* [TASK TO CARRY OUT]:
Where a line holds the string "name", return that line.

_ _ _ _

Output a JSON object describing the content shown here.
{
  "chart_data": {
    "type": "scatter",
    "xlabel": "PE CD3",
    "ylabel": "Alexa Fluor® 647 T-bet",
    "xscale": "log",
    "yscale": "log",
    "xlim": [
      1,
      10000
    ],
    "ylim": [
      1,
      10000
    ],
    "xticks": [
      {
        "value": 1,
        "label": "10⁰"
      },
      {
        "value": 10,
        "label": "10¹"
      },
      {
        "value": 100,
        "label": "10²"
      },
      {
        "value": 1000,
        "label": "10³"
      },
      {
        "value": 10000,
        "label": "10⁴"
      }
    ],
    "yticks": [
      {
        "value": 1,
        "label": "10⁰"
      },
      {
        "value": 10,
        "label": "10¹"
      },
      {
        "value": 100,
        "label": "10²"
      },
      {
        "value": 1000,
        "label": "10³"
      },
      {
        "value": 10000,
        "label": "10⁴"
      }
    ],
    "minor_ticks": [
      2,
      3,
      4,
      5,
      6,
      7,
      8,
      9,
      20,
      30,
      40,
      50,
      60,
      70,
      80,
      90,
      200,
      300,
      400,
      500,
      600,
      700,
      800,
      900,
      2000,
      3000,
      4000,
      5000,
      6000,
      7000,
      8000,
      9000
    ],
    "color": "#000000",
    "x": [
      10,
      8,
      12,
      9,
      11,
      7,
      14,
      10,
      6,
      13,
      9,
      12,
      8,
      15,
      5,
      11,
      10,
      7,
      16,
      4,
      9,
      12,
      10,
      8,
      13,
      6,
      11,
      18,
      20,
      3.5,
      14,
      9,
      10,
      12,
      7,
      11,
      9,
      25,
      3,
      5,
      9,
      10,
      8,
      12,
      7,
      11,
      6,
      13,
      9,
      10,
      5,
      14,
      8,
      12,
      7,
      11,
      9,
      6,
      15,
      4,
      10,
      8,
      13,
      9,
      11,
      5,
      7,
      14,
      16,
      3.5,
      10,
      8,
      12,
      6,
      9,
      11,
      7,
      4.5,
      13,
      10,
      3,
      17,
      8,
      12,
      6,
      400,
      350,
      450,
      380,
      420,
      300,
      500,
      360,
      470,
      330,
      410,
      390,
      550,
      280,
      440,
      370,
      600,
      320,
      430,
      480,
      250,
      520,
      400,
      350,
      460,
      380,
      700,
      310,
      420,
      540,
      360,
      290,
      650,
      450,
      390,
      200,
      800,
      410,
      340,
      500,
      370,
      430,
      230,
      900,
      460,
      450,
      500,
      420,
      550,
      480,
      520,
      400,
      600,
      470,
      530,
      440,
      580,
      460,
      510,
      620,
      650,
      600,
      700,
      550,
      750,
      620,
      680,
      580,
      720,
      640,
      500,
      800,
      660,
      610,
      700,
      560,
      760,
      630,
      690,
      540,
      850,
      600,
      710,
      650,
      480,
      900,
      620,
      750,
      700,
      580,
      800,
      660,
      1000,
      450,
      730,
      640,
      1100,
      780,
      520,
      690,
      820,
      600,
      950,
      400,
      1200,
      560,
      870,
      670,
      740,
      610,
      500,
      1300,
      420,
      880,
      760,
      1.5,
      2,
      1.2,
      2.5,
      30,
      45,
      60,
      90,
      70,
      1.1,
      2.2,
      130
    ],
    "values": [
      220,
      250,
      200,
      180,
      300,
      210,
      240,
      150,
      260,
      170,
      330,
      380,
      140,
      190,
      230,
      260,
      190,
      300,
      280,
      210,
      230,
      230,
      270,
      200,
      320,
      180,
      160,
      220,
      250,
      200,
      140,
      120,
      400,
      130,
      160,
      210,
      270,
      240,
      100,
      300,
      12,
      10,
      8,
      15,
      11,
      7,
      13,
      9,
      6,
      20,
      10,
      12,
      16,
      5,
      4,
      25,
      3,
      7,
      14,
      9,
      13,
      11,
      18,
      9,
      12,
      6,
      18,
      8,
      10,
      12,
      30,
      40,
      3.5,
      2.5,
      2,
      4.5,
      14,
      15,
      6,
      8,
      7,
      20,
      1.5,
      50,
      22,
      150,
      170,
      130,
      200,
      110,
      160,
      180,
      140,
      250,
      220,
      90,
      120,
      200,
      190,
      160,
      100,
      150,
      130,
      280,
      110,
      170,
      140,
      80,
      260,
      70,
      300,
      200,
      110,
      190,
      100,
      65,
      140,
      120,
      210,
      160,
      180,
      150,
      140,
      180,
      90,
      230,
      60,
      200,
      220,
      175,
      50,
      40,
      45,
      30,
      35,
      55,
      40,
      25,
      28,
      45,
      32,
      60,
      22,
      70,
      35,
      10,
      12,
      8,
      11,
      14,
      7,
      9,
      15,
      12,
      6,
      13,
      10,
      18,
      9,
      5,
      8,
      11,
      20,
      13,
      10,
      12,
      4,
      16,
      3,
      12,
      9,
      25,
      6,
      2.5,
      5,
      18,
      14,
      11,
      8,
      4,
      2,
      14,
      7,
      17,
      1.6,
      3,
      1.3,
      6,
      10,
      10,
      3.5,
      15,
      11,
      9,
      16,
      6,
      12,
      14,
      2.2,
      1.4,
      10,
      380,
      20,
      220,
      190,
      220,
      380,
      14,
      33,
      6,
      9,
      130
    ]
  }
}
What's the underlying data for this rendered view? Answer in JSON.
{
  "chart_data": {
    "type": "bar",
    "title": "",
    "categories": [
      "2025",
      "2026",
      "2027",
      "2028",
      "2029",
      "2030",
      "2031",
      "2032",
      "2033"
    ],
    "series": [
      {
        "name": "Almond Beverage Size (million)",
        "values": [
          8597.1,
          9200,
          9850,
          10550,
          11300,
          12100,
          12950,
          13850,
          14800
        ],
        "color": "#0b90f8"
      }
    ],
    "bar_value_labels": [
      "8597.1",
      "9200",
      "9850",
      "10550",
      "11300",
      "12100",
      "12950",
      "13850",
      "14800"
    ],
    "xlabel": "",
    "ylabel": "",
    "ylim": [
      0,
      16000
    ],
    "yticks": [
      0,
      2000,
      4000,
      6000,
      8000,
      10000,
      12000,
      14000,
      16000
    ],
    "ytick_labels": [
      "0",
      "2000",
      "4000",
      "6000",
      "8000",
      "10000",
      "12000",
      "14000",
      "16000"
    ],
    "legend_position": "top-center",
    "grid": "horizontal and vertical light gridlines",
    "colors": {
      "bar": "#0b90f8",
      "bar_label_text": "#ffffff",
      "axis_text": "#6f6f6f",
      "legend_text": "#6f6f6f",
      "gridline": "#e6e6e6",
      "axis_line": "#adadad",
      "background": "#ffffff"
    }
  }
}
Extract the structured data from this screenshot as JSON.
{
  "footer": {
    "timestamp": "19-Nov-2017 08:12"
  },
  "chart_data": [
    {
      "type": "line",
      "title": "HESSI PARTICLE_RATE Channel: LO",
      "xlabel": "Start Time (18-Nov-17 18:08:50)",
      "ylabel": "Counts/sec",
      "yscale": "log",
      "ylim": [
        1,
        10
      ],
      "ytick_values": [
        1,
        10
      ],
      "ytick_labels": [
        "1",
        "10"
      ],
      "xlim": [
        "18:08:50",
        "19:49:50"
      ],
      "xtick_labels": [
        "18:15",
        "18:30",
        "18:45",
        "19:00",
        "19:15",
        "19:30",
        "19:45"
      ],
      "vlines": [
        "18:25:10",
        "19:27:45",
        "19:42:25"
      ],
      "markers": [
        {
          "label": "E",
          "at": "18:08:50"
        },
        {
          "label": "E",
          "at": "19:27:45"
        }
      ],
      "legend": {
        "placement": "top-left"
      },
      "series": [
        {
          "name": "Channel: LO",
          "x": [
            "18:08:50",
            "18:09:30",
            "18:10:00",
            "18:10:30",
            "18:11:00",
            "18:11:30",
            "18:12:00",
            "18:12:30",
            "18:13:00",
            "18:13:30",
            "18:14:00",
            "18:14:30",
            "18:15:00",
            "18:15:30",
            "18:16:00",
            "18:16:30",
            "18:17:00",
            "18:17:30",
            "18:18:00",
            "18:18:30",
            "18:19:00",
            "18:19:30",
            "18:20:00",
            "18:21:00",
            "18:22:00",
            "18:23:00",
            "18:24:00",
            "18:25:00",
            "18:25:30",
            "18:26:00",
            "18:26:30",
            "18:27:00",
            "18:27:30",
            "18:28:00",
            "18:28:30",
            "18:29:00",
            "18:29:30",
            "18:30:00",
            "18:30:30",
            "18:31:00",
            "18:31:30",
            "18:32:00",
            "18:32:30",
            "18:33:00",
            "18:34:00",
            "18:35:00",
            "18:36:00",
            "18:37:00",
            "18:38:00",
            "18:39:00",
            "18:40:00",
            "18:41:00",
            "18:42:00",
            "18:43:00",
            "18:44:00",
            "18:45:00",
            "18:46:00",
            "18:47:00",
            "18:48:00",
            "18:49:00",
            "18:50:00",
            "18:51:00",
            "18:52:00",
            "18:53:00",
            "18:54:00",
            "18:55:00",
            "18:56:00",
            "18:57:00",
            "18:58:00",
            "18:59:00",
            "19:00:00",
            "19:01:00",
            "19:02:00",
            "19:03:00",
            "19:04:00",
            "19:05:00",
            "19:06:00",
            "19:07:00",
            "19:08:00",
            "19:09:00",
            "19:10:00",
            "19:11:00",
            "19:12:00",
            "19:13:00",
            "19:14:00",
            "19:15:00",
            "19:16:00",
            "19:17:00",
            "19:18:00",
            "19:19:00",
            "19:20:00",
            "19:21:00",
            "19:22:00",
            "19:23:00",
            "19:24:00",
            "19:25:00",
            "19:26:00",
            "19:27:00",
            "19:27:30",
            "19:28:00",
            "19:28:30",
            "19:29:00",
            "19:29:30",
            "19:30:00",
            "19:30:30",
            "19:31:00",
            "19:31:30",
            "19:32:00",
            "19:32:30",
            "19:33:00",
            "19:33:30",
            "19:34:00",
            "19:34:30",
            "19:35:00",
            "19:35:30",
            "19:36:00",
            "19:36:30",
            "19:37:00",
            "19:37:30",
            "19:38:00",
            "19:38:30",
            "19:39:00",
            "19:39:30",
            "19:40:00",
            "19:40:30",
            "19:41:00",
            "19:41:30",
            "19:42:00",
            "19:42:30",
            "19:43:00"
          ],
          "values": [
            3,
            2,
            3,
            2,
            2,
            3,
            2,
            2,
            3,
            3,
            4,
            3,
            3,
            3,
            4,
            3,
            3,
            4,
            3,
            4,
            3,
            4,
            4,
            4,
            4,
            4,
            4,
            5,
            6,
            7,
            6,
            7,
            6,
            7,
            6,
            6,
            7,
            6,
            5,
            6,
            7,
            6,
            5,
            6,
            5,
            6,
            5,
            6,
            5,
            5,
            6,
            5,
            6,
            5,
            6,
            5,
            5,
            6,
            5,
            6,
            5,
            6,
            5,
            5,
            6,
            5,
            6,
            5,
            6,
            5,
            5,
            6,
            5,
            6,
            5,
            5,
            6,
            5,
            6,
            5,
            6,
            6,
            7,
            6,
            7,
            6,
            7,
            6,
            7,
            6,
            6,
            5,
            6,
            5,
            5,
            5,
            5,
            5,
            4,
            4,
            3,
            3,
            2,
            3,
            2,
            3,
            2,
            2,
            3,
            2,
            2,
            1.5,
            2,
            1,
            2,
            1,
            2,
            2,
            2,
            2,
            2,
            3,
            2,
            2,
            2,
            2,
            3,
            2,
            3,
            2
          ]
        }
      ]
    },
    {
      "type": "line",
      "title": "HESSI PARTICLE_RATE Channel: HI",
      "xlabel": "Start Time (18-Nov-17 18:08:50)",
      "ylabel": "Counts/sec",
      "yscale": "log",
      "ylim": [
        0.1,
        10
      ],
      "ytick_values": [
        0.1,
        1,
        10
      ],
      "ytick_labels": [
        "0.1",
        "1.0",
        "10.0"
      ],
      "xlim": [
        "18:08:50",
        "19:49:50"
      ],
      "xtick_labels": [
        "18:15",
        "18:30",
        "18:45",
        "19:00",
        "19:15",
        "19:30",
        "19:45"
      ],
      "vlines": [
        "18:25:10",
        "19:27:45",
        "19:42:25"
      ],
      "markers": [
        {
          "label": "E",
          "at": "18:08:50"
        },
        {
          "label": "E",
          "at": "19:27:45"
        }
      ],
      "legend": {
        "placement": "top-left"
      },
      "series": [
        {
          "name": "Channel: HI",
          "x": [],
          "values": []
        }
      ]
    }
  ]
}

_ _ _ _

* [WRITTEN ANSWER]:
        "name": "Almond Beverage Size (million)",
          "name": "Channel: LO",
          "name": "Channel: HI",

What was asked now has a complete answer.